** SHORT EXERCISE **
Copy all lines in which the word "xlabel" can be found.

········

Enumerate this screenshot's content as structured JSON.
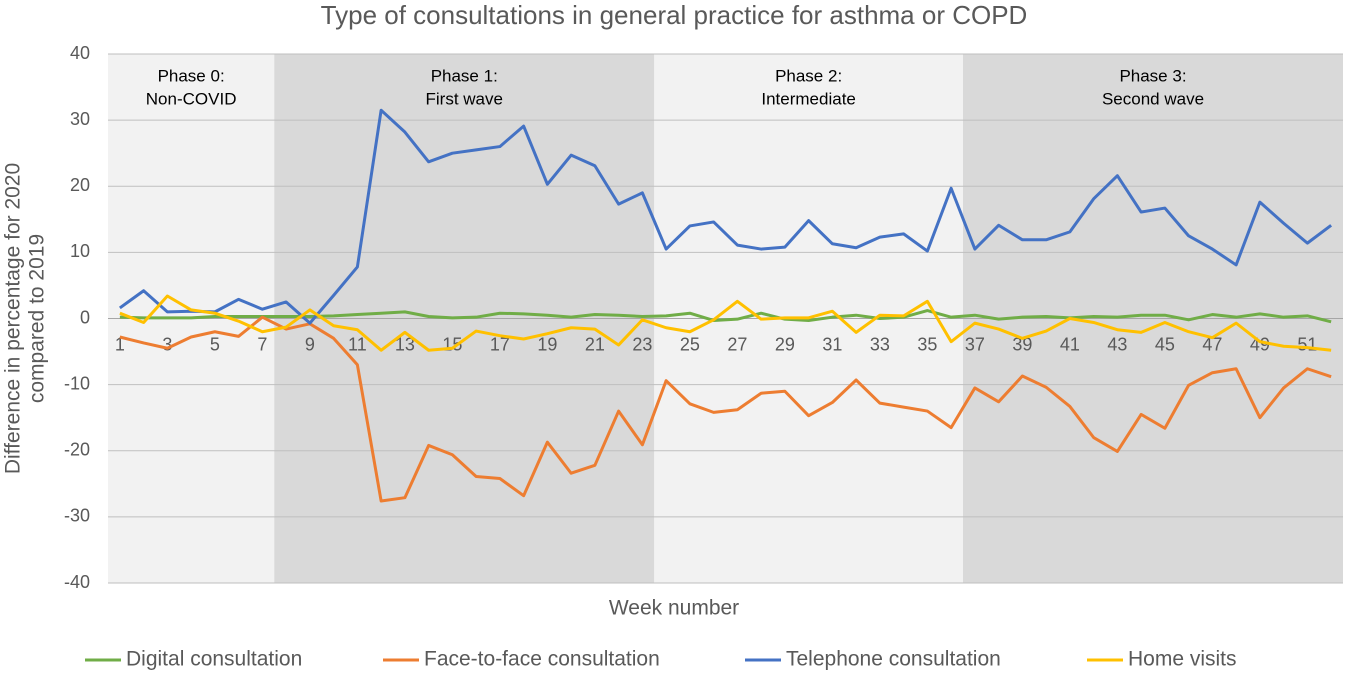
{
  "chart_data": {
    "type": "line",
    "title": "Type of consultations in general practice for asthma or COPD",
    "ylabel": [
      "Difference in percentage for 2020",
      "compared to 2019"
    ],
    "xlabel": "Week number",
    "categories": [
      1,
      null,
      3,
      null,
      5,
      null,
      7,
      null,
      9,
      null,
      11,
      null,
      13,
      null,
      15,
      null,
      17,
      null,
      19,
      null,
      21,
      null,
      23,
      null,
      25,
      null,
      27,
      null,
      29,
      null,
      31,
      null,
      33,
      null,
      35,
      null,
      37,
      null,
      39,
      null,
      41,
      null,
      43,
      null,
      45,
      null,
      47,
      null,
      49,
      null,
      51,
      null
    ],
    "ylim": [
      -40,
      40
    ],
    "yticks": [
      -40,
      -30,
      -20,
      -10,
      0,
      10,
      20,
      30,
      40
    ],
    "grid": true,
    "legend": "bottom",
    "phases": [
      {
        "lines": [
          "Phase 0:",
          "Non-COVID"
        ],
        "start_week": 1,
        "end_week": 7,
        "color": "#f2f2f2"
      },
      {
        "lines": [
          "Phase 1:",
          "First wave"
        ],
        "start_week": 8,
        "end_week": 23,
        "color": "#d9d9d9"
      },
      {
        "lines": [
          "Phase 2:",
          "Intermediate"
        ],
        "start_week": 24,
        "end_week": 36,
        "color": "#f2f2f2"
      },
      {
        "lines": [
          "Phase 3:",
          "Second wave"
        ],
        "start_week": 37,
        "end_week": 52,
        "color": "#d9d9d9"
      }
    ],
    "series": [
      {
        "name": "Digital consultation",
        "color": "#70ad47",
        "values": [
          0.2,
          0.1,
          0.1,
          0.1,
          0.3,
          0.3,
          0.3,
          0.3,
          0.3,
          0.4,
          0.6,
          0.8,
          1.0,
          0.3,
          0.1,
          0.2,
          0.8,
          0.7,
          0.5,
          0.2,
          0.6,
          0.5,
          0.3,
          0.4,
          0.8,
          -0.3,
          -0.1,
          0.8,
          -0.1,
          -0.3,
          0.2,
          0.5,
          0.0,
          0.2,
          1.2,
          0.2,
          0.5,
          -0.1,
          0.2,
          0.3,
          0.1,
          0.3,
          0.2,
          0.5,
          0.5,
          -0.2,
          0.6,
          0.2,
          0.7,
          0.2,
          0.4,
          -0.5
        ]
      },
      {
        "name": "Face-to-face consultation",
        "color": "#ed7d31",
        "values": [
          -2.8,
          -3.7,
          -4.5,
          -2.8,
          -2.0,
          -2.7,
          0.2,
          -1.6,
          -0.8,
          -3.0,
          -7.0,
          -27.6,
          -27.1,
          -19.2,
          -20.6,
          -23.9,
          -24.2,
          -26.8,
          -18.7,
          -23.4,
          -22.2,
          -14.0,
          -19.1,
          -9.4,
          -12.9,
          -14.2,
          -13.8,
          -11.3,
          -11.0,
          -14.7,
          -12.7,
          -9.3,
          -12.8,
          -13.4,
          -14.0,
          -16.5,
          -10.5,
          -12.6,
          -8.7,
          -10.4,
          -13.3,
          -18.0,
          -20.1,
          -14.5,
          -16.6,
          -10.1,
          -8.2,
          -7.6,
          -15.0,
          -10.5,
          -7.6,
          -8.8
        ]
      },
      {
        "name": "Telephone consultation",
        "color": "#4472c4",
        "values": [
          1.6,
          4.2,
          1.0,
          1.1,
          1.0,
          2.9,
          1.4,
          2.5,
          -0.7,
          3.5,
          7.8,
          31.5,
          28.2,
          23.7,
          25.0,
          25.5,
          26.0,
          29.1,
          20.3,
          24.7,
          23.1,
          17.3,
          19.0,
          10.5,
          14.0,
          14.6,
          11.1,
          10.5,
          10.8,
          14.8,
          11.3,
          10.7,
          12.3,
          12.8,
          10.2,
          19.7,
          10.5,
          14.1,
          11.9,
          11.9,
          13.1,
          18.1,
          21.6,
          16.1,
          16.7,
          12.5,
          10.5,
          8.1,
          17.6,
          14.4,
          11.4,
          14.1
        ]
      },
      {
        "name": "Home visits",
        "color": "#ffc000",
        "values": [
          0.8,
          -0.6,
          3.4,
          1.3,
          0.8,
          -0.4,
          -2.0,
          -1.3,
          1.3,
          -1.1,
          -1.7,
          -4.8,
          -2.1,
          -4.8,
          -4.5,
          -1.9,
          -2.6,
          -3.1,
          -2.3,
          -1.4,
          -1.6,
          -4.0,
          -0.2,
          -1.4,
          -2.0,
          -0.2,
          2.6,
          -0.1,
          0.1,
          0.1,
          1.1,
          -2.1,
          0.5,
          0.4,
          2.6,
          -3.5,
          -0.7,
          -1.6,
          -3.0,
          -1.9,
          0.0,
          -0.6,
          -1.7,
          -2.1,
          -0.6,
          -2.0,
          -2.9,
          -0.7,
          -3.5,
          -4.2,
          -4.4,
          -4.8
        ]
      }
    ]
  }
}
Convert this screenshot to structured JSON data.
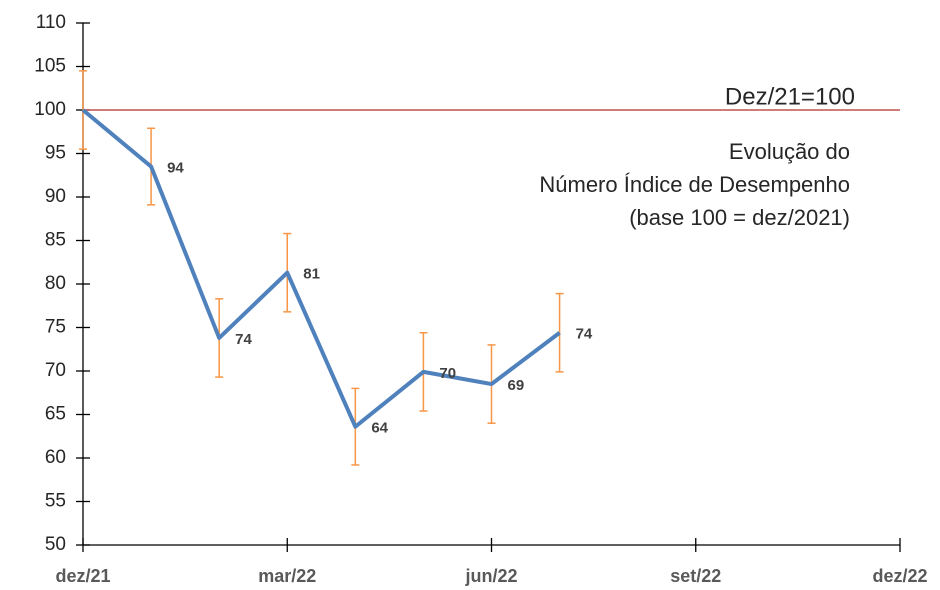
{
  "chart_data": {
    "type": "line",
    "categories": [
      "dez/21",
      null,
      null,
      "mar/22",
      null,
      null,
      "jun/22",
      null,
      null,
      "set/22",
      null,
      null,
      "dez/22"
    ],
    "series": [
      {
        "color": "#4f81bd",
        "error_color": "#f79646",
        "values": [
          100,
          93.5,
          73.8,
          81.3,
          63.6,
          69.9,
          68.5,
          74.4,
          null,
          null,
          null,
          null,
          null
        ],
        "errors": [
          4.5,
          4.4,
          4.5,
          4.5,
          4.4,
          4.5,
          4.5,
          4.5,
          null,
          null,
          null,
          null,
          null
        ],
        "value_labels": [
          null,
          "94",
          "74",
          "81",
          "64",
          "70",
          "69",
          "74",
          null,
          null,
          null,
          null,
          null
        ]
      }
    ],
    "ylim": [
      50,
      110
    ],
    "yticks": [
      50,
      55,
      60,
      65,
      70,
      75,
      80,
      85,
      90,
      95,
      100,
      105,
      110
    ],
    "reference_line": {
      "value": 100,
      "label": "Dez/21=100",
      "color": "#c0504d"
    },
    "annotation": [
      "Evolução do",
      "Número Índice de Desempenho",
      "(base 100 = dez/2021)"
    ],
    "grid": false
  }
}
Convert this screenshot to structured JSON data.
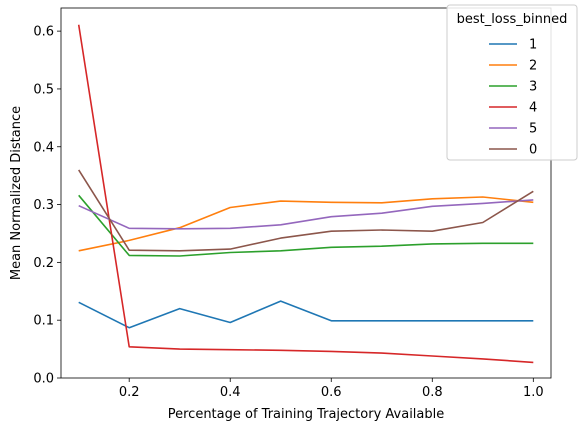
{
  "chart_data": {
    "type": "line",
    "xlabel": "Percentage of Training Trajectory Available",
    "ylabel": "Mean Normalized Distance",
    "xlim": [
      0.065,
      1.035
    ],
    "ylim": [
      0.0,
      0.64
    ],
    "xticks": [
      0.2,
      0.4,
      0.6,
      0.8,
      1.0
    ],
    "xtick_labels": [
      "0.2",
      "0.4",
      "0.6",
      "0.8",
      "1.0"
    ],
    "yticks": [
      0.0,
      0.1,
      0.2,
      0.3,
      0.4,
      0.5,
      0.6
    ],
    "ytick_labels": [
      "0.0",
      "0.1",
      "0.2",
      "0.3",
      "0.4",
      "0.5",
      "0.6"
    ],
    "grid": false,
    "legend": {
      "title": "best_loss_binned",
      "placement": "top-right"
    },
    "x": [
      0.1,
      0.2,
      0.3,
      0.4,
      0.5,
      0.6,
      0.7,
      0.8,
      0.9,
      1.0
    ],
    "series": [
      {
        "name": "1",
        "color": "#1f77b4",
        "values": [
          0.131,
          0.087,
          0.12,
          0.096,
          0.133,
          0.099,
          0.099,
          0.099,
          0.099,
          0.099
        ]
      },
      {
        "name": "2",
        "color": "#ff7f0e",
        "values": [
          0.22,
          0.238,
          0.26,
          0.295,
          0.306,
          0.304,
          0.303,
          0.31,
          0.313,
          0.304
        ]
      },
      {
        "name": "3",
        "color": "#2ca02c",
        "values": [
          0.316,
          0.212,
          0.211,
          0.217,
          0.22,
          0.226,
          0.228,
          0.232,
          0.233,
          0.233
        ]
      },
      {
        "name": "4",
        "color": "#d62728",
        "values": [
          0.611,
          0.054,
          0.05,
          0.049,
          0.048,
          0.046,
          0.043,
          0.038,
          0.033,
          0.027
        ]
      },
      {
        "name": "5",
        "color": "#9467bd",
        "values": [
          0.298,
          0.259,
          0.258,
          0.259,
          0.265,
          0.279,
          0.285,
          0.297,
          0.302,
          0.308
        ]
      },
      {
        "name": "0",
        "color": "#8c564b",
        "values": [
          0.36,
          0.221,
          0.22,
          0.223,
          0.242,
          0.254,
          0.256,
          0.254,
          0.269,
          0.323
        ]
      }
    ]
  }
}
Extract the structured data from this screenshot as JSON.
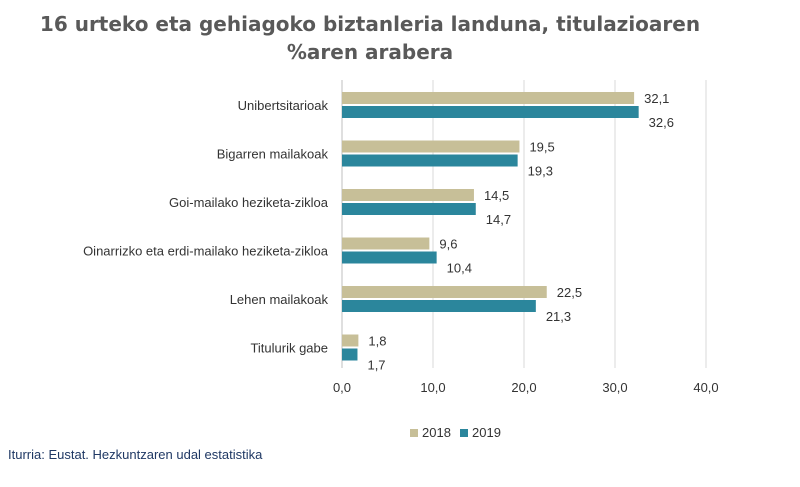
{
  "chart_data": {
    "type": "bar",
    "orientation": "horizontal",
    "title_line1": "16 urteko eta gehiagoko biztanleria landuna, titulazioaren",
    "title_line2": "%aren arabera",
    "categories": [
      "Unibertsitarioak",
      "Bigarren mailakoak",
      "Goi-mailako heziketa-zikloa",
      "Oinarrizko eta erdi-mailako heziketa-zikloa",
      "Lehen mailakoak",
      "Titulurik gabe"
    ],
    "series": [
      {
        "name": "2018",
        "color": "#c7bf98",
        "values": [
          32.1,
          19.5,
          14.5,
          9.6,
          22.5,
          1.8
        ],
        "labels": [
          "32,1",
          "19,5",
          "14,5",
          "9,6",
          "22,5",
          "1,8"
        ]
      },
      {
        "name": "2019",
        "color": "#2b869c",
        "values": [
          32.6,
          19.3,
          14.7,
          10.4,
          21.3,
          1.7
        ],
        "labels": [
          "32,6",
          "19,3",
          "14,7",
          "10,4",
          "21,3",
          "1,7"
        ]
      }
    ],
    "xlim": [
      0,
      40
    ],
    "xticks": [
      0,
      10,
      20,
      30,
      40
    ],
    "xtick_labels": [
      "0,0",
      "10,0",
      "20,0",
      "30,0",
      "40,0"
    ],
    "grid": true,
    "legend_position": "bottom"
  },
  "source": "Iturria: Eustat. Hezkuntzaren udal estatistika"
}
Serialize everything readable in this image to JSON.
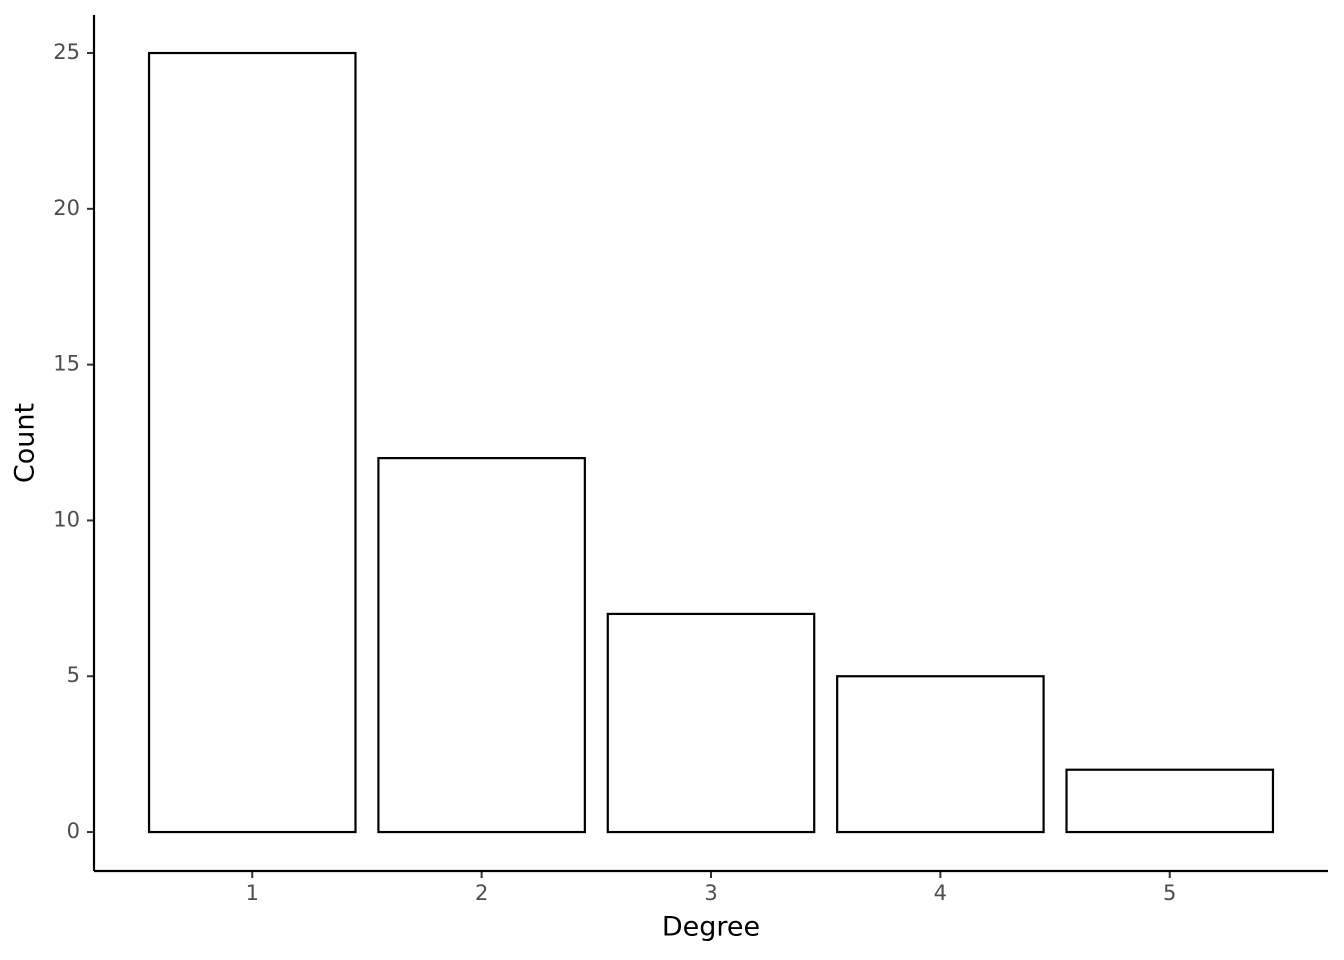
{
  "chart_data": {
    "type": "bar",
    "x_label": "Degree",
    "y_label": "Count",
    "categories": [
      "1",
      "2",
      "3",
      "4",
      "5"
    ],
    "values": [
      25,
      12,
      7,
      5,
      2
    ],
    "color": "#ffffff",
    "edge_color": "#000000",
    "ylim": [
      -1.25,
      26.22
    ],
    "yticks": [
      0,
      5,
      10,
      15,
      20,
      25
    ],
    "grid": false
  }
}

········

** RESPONSE **
    "xlabel": "Week number",
    "xlabel": "Percentage of Training Trajectory Available",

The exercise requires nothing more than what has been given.